Records for the exercise:
------------------------

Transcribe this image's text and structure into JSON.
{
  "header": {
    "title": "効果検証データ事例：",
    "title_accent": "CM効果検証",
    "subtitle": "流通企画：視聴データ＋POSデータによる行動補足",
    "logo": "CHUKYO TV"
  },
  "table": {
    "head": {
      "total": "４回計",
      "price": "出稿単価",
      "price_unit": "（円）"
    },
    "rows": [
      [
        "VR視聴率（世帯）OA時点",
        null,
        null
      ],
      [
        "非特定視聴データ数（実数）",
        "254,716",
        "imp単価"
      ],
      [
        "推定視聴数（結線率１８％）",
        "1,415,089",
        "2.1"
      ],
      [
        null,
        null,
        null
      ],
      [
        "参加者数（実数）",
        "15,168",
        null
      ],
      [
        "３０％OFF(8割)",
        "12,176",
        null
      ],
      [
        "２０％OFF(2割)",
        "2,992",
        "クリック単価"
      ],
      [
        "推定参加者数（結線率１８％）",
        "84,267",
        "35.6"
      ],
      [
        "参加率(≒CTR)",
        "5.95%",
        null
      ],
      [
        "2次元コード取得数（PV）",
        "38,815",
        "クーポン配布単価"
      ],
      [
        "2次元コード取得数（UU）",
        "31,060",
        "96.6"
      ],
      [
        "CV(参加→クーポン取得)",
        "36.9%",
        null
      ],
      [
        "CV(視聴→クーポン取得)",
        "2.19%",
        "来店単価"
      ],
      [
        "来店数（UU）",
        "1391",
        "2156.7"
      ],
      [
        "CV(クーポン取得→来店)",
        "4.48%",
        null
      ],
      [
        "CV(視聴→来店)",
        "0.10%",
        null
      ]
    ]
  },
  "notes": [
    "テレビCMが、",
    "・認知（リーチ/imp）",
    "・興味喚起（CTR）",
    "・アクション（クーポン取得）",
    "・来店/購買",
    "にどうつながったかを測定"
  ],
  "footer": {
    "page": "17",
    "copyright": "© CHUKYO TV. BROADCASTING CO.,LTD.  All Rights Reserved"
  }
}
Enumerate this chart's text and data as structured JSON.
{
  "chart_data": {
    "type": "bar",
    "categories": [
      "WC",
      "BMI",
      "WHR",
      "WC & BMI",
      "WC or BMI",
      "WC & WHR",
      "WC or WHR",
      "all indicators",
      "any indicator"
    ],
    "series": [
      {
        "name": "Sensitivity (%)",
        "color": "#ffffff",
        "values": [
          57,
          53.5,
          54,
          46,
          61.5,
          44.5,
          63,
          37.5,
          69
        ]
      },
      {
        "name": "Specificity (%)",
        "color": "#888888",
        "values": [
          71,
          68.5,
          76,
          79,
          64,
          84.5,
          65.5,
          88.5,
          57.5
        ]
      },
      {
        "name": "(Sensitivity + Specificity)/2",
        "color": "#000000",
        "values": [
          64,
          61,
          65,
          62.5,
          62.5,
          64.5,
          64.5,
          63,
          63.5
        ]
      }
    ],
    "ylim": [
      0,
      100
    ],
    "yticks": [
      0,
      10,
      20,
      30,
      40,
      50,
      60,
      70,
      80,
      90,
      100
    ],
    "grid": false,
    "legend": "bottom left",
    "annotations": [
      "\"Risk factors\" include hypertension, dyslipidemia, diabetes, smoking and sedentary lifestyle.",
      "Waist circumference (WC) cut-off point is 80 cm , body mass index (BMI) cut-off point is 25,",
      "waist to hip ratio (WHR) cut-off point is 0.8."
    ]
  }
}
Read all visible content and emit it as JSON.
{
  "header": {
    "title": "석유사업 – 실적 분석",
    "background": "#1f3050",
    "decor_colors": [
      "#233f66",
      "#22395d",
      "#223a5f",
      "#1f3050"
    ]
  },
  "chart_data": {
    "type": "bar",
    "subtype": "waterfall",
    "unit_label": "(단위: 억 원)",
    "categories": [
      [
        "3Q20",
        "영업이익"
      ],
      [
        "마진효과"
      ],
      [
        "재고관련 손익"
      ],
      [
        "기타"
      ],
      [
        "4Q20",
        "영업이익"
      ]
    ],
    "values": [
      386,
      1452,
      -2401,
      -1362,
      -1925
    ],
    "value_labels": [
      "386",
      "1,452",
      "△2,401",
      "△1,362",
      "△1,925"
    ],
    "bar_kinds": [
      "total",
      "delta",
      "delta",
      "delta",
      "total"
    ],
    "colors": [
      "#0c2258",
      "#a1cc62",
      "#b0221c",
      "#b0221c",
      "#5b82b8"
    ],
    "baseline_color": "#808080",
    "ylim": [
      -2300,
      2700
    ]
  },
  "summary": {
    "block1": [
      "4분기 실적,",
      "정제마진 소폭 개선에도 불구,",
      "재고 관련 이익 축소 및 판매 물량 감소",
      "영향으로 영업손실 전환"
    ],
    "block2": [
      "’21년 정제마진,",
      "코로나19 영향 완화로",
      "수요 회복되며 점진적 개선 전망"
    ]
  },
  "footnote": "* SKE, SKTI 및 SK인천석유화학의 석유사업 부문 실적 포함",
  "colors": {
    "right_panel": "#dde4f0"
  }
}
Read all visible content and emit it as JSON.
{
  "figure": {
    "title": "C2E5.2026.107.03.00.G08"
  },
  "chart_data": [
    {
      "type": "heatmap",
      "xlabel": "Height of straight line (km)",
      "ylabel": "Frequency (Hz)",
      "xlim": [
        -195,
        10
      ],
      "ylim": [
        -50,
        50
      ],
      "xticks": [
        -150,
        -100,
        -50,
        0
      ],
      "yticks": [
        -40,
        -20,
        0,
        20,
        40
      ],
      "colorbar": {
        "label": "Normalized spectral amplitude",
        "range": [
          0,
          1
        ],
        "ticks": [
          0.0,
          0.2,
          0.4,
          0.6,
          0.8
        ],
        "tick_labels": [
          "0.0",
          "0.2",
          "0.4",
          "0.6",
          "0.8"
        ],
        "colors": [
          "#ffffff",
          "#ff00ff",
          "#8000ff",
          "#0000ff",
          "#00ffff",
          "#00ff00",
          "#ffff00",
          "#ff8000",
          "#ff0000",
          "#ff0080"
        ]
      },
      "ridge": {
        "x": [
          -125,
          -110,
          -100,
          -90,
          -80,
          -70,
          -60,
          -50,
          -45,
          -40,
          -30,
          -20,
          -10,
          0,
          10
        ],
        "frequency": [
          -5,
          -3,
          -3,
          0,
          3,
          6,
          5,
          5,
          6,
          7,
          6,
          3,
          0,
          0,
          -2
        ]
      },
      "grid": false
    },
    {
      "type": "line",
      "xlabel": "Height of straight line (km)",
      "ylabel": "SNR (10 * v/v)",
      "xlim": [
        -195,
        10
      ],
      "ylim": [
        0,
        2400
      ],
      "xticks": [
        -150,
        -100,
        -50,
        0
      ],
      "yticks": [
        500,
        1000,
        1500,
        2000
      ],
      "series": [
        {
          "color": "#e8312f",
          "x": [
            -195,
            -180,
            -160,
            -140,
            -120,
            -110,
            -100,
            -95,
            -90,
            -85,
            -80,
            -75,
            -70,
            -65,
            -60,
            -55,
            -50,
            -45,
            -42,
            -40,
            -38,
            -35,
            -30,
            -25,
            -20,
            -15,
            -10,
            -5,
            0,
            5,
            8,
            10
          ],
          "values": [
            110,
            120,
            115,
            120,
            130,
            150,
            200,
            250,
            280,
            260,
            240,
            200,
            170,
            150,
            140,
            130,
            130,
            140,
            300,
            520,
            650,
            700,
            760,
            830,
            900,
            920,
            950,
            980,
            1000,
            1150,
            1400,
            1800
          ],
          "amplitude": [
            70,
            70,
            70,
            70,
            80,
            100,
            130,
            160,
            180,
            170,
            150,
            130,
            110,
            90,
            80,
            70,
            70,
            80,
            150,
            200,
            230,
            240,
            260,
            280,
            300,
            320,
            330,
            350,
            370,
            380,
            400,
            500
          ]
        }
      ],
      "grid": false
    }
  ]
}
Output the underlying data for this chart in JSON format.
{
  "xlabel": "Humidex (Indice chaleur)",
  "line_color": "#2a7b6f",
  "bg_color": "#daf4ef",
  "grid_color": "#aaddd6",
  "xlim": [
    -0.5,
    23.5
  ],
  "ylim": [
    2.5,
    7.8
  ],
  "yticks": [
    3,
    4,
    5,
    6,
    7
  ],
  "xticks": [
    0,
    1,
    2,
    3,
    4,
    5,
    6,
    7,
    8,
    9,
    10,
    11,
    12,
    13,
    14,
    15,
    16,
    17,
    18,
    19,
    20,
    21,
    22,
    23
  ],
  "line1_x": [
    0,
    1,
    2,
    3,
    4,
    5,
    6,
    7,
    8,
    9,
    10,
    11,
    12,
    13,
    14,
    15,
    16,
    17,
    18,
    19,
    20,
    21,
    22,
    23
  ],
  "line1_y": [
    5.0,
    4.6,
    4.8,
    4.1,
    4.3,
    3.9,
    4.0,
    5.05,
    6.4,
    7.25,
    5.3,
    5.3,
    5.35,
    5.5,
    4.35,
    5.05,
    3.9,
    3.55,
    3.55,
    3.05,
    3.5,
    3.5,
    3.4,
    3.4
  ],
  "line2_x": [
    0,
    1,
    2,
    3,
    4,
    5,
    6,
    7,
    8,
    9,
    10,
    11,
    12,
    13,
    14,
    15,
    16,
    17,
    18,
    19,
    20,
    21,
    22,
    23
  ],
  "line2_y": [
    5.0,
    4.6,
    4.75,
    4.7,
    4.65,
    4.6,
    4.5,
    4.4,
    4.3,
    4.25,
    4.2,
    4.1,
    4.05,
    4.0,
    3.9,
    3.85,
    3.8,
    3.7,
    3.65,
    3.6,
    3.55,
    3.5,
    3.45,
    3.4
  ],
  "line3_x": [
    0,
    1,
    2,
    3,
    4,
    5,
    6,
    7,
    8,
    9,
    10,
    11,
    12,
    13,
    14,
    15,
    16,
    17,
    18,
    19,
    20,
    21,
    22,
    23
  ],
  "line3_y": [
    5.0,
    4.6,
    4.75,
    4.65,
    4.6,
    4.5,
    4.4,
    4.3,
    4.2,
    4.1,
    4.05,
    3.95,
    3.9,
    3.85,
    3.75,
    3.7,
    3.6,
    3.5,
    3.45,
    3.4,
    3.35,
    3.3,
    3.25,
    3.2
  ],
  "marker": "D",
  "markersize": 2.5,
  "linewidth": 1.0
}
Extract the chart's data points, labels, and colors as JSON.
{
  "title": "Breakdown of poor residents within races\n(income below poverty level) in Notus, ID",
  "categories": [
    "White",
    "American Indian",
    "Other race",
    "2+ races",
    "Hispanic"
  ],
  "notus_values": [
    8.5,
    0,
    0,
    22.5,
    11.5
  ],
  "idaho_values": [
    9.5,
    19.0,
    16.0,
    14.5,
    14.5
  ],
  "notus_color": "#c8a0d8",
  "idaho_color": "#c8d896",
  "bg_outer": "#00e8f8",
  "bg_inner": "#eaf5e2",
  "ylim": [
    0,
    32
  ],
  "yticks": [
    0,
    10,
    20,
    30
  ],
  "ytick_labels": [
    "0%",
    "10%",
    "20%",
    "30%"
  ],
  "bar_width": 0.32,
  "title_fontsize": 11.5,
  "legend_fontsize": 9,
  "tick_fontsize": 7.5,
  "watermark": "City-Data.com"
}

------------------------

Problem to work on: Return from the data every line that holds "races".

Solution below:
  "title": "Breakdown of poor residents within races\n(income below poverty level) in Notus, ID",
    "2+ races",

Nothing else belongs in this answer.